» Input material:
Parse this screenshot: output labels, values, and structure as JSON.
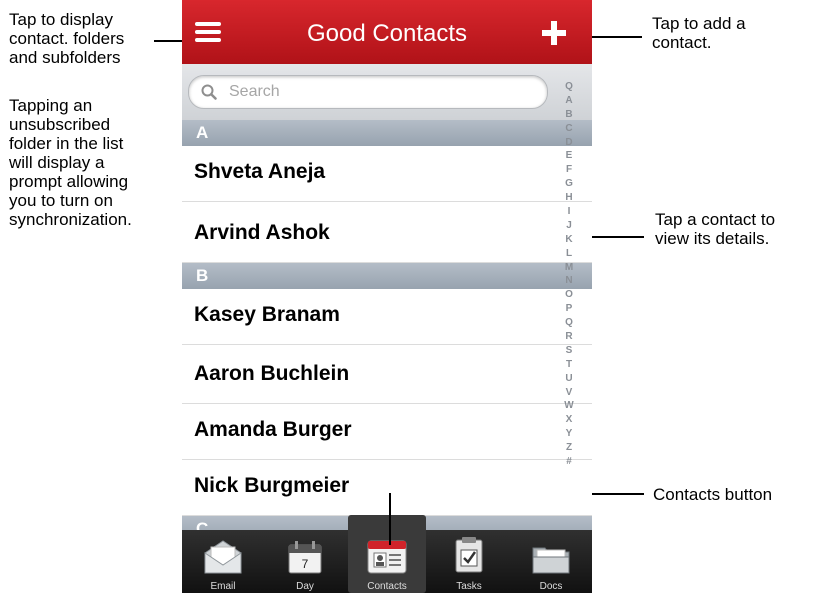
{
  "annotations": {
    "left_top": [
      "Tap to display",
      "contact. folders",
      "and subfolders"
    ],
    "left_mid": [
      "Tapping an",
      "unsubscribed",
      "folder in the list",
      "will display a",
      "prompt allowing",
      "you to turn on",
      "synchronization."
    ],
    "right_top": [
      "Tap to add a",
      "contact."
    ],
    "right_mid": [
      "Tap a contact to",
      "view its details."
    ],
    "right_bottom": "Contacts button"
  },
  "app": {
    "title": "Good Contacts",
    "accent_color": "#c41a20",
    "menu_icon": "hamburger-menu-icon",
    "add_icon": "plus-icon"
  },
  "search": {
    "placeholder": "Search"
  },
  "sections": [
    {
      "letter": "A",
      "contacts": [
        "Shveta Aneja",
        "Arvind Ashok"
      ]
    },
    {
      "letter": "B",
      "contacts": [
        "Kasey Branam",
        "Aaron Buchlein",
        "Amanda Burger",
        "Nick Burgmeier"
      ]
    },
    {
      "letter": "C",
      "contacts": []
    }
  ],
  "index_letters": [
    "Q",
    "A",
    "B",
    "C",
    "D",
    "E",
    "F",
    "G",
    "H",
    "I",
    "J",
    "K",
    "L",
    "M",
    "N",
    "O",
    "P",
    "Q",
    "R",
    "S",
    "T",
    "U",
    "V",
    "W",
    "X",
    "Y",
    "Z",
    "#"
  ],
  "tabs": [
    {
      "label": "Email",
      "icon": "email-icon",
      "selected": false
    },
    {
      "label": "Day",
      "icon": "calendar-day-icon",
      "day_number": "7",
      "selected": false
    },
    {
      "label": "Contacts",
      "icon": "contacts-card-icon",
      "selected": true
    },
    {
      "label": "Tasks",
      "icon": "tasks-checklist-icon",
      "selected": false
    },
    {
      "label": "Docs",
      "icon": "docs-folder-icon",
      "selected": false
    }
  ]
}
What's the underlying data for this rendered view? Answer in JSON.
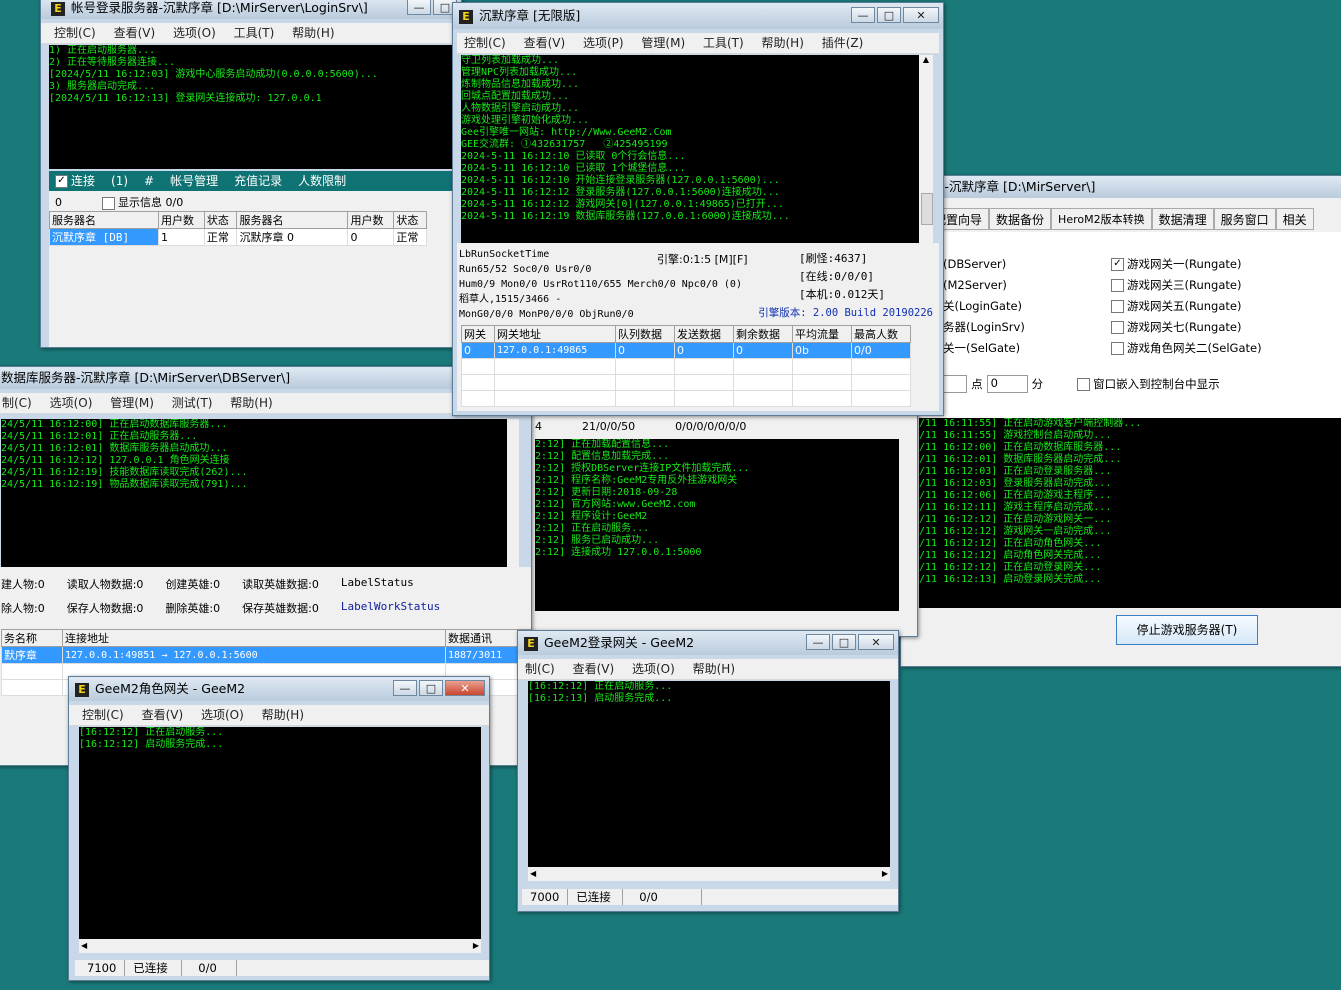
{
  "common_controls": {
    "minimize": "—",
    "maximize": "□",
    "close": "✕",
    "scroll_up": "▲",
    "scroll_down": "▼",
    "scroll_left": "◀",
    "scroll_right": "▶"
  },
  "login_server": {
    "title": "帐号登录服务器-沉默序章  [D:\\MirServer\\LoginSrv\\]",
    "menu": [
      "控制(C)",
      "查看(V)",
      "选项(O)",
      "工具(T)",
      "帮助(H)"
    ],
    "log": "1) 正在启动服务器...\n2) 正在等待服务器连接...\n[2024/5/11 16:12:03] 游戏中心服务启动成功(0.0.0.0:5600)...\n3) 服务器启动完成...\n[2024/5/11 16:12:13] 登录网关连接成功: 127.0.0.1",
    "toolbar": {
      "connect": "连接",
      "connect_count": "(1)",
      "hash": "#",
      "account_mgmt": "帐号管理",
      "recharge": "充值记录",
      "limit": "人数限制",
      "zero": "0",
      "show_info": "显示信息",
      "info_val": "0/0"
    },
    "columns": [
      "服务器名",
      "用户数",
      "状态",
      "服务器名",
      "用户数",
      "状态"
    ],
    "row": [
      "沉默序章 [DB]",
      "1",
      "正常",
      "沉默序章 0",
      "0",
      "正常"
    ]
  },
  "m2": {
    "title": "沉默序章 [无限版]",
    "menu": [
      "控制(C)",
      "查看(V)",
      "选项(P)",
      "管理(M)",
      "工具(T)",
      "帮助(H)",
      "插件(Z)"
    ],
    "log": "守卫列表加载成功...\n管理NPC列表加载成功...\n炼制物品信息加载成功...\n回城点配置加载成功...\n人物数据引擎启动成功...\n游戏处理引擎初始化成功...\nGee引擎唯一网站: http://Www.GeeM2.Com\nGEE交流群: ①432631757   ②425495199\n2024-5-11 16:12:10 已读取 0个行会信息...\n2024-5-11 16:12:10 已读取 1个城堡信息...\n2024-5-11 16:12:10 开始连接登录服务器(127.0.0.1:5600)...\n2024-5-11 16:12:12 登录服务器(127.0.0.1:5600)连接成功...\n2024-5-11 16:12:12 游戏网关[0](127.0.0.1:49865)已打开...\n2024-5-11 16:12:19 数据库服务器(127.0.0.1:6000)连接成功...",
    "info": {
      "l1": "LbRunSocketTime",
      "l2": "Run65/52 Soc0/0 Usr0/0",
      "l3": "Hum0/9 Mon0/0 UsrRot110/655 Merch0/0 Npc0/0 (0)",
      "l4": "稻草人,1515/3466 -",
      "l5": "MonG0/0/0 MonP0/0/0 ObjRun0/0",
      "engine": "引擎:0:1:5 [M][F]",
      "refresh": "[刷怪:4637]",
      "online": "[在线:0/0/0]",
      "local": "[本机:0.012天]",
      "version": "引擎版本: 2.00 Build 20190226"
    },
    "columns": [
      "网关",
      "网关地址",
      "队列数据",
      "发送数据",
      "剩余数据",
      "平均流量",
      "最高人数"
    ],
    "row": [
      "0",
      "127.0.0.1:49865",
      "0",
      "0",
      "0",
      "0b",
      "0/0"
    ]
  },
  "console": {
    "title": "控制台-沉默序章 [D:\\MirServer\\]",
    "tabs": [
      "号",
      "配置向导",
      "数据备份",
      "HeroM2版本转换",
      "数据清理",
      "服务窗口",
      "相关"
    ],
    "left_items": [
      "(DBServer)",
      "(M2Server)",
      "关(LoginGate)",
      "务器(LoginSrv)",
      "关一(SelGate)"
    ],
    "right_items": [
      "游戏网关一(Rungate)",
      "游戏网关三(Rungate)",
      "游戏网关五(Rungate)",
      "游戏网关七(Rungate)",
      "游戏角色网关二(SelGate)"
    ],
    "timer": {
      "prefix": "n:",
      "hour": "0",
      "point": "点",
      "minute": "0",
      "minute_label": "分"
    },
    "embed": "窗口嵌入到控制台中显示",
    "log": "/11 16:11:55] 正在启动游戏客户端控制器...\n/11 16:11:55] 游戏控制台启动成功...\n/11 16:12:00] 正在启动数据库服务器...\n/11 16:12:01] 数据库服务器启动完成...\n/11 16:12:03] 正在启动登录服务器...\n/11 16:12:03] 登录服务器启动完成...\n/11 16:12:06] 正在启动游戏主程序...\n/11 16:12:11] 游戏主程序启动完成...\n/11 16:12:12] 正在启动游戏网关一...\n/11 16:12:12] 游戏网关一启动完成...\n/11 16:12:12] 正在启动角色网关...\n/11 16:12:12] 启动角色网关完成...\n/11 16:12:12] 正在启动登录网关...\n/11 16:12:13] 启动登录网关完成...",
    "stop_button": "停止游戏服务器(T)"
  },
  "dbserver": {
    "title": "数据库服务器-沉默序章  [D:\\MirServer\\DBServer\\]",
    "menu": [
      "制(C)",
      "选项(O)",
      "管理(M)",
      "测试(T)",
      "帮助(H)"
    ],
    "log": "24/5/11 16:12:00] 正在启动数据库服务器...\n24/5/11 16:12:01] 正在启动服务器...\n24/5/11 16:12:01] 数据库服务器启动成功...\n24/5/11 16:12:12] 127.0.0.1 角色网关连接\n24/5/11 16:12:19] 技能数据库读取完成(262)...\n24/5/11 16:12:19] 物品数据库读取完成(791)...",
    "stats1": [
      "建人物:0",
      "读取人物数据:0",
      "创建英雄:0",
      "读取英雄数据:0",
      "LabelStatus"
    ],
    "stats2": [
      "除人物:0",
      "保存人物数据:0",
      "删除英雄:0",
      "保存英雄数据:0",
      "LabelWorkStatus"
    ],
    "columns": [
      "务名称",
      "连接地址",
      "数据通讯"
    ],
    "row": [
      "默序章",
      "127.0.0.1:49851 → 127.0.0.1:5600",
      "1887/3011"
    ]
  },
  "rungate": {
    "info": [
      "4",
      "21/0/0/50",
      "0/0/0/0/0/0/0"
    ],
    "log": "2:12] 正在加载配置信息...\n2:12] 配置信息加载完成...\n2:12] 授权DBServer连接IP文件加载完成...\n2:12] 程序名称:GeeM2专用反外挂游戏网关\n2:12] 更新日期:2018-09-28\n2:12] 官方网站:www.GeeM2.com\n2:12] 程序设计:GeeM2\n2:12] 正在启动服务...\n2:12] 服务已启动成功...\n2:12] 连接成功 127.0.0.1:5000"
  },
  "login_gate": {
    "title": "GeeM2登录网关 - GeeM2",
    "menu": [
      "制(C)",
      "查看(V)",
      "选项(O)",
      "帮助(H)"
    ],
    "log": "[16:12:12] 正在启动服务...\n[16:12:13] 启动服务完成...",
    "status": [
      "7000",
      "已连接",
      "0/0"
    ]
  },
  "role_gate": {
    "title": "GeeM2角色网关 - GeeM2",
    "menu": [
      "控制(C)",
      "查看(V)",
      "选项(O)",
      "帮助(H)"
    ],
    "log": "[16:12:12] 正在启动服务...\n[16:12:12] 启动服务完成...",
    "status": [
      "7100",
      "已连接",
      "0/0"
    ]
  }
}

» What is required: Say how many lines contain the string "view", giving nothing but the count.

» Solution to the problem: 2